Lines of data
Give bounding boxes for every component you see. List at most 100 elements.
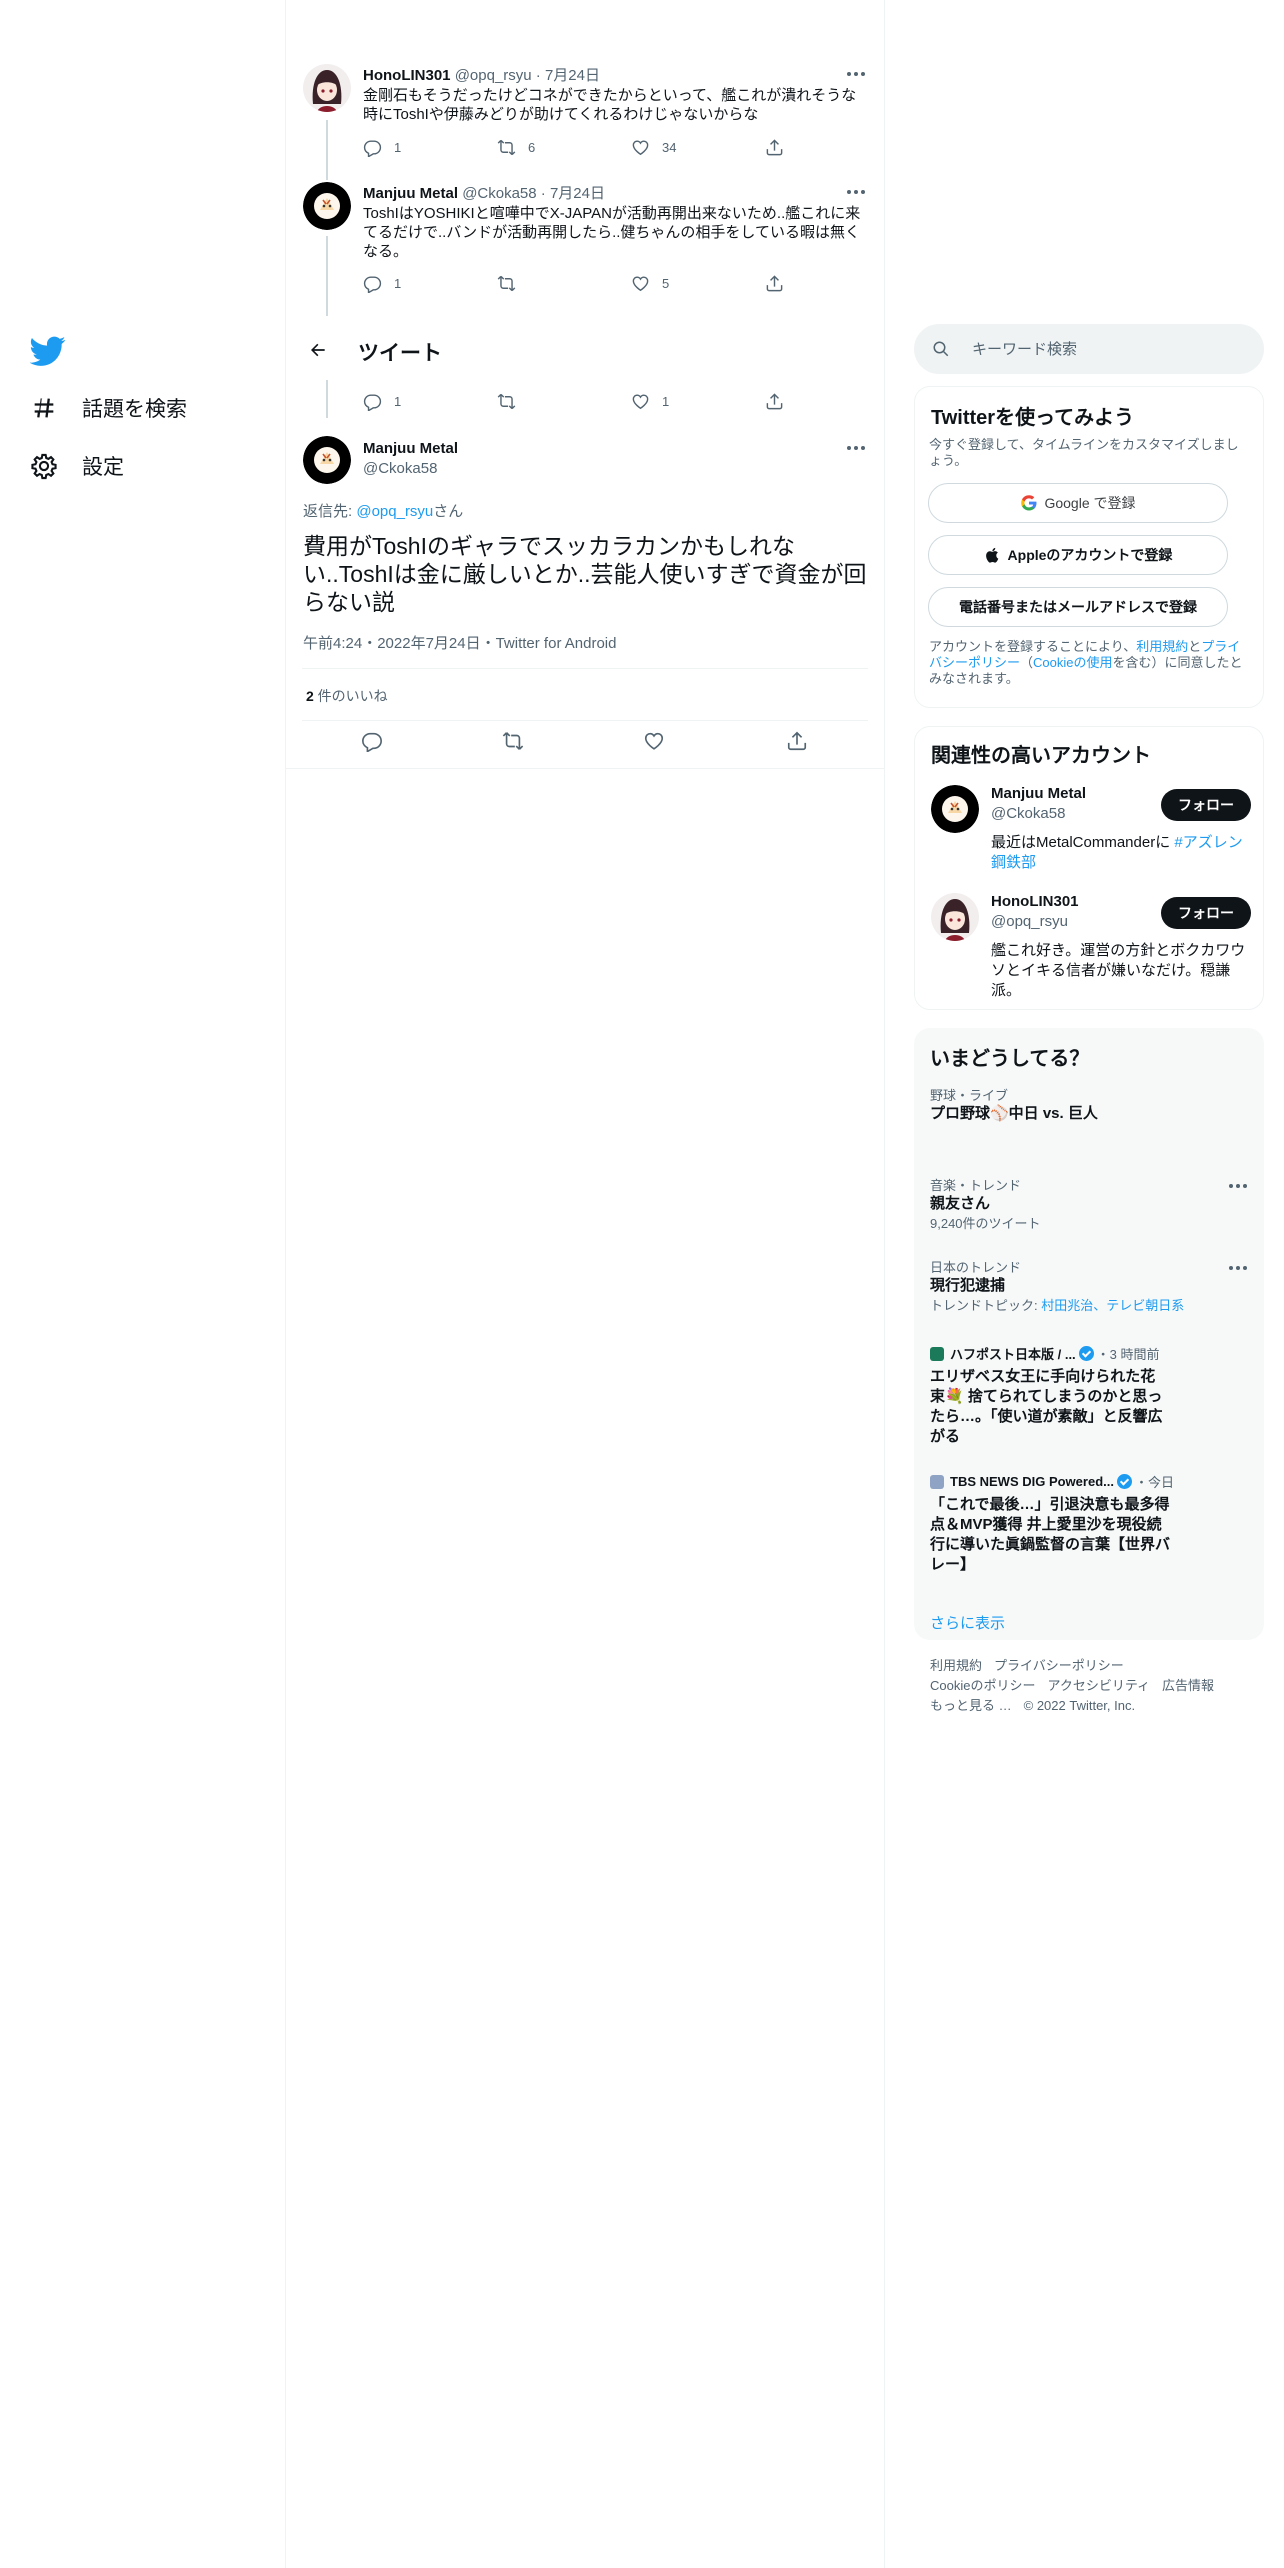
news-source-line: TBS NEWS DIG Powered... ・今日 (930, 1472, 1250, 1491)
reply-button[interactable] (361, 730, 383, 752)
account-handle[interactable]: @opq_rsyu (991, 913, 1068, 930)
news-title: 「これで最後…」引退決意も最多得点＆MVP獲得 井上愛里沙を現役続行に導いた眞鍋… (930, 1496, 1171, 1573)
gear-icon (31, 453, 57, 480)
retweet-button[interactable] (497, 392, 528, 411)
news-item[interactable]: TBS NEWS DIG Powered... ・今日 「これで最後…」引退決意… (930, 1472, 1250, 1575)
share-button[interactable] (765, 274, 784, 293)
more-options-icon[interactable] (1226, 1260, 1250, 1276)
related-account[interactable]: Manjuu Metal @Ckoka58 フォロー 最近はMetalComma… (931, 785, 1251, 885)
thread-tweet[interactable]: HonoLIN301 @opq_rsyu · 7月24日 金剛石もそうだったけど… (286, 60, 884, 170)
retweet-icon (502, 732, 524, 750)
search-box[interactable] (914, 324, 1264, 374)
related-accounts-card: 関連性の高いアカウント Manjuu Metal @Ckoka58 フォロー 最… (914, 726, 1264, 1010)
retweet-button[interactable]: 6 (497, 138, 535, 157)
footer-link[interactable]: もっと見る … (930, 1698, 1012, 1713)
topic-link[interactable]: 村田兆治、テレビ朝日系 (1041, 1298, 1184, 1313)
like-button[interactable]: 34 (631, 138, 676, 157)
trends-card: いまどうしてる？ 野球・ライブ プロ野球⚾中日 vs. 巨人 音楽・トレンド 親… (914, 1028, 1264, 1640)
footer-link[interactable]: 利用規約 (930, 1658, 982, 1673)
google-signup-button[interactable]: Google で登録 (928, 483, 1228, 523)
reply-button[interactable]: 1 (363, 274, 401, 293)
footer-link[interactable]: 広告情報 (1162, 1678, 1214, 1693)
more-options-icon[interactable] (844, 64, 868, 84)
phone-signup-label: 電話番号またはメールアドレスで登録 (959, 599, 1197, 615)
author-name[interactable]: Manjuu Metal (363, 185, 458, 202)
tweet-meta[interactable]: 午前4:24・2022年7月24日・Twitter for Android (303, 632, 616, 653)
reply-handle-link[interactable]: @opq_rsyu (356, 503, 433, 520)
trend-item[interactable]: 音楽・トレンド 親友さん 9,240件のツイート (930, 1178, 1250, 1232)
footer-link[interactable]: アクセシビリティ (1047, 1678, 1150, 1693)
trend-item[interactable]: 日本のトレンド 現行犯逮捕 トレンドトピック: 村田兆治、テレビ朝日系 (930, 1260, 1250, 1314)
related-account[interactable]: HonoLIN301 @opq_rsyu フォロー 艦これ好き。運営の方針とボク… (931, 893, 1251, 1003)
reply-button[interactable]: 1 (363, 138, 401, 157)
signup-card: Twitterを使ってみよう 今すぐ登録して、タイムラインをカスタマイズしましょ… (914, 386, 1264, 708)
more-options-icon[interactable] (844, 438, 868, 458)
twitter-logo-icon[interactable] (29, 333, 66, 369)
terms-text: アカウントを登録することにより、 (929, 639, 1137, 654)
bio-text: 最近はMetalCommanderに (991, 834, 1175, 851)
heart-icon (632, 140, 649, 156)
retweet-icon (497, 393, 516, 410)
author-handle[interactable]: @Ckoka58 (462, 185, 536, 202)
tweet-detail-column: HonoLIN301 @opq_rsyu · 7月24日 金剛石もそうだったけど… (285, 0, 885, 2568)
news-item[interactable]: ハフポスト日本版 / ... ・3 時間前 エリザベス女王に手向けられた花束💐 … (930, 1344, 1250, 1447)
like-button[interactable]: 1 (631, 392, 669, 411)
trend-item[interactable]: 野球・ライブ プロ野球⚾中日 vs. 巨人 (930, 1088, 1250, 1124)
follow-button[interactable]: フォロー (1161, 897, 1251, 929)
apple-signup-button[interactable]: Appleのアカウントで登録 (928, 535, 1228, 575)
terms-link[interactable]: 利用規約 (1136, 639, 1188, 654)
retweet-button[interactable] (497, 274, 528, 293)
author-handle[interactable]: @opq_rsyu (455, 67, 532, 84)
avatar[interactable] (303, 436, 351, 484)
cookie-link[interactable]: Cookieの使用 (1033, 655, 1112, 670)
more-options-icon[interactable] (1226, 1178, 1250, 1194)
share-button[interactable] (765, 138, 784, 157)
divider (302, 668, 868, 669)
reply-count: 1 (394, 394, 402, 409)
avatar[interactable] (931, 785, 979, 833)
terms-text: と (1188, 639, 1202, 654)
avatar[interactable] (931, 893, 979, 941)
like-button[interactable] (643, 730, 665, 752)
share-icon (787, 731, 807, 751)
back-button[interactable] (298, 330, 338, 370)
account-name[interactable]: Manjuu Metal (991, 785, 1086, 802)
like-button[interactable]: 5 (631, 274, 669, 293)
author-name[interactable]: Manjuu Metal (363, 440, 458, 457)
google-signup-label: Google で登録 (1044, 495, 1136, 511)
avatar[interactable] (303, 182, 351, 230)
retweet-button[interactable] (502, 730, 524, 752)
tweet-date[interactable]: 7月24日 (545, 67, 600, 84)
footer-link[interactable]: プライバシーポリシー (994, 1658, 1124, 1673)
reply-count: 1 (394, 276, 402, 291)
avatar[interactable] (303, 64, 351, 112)
news-source-icon (930, 1474, 944, 1489)
phone-signup-button[interactable]: 電話番号またはメールアドレスで登録 (928, 587, 1228, 627)
tweet-text: 費用がToshIのギャラでスッカラカンかもしれない..ToshIは金に厳しいとか… (303, 533, 867, 615)
terms-text: （ (1020, 655, 1034, 670)
author-name[interactable]: HonoLIN301 (363, 67, 451, 84)
thread-tweet[interactable]: Manjuu Metal @Ckoka58 · 7月24日 ToshIはYOSH… (286, 178, 884, 306)
reply-button[interactable]: 1 (363, 392, 401, 411)
show-more-link[interactable]: さらに表示 (930, 1612, 1005, 1633)
footer-link[interactable]: Cookieのポリシー (930, 1678, 1035, 1693)
likes-summary[interactable]: 2 件のいいね (306, 686, 388, 706)
heart-icon (632, 276, 649, 292)
reply-icon (363, 276, 382, 293)
account-handle[interactable]: @Ckoka58 (991, 805, 1065, 822)
tweet-date[interactable]: 7月24日 (550, 185, 605, 202)
account-name[interactable]: HonoLIN301 (991, 893, 1079, 910)
like-count: 2 (306, 688, 314, 704)
heart-icon (644, 732, 664, 750)
author-handle[interactable]: @Ckoka58 (363, 460, 437, 477)
more-options-icon[interactable] (844, 182, 868, 202)
share-button[interactable] (765, 392, 784, 411)
tweet-actions: 1 6 34 (363, 138, 803, 158)
follow-button[interactable]: フォロー (1161, 789, 1251, 821)
nav-explore[interactable]: 話題を検索 (30, 386, 187, 430)
like-count: 1 (662, 394, 670, 409)
nav-settings[interactable]: 設定 (30, 444, 124, 488)
reply-icon (362, 732, 382, 752)
search-input[interactable] (972, 340, 1242, 358)
share-button[interactable] (786, 730, 808, 752)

WHAT YOU SHOULD DO
Pull out every line of the records that contains the string "Manjuu" and copy each one.

REPLY
related-account[interactable]: Manjuu Metal @Ckoka58 フォロー 最近はMetalComma… (931, 785, 1251, 885)
related-accounts-card: 関連性の高いアカウント Manjuu Metal @Ckoka58 フォロー 最… (914, 726, 1264, 1010)
author-name[interactable]: Manjuu Metal (363, 185, 458, 202)
account-name[interactable]: Manjuu Metal (991, 785, 1086, 802)
author-name[interactable]: Manjuu Metal (363, 440, 458, 457)
thread-tweet[interactable]: Manjuu Metal @Ckoka58 · 7月24日 ToshIはYOSH… (286, 178, 884, 306)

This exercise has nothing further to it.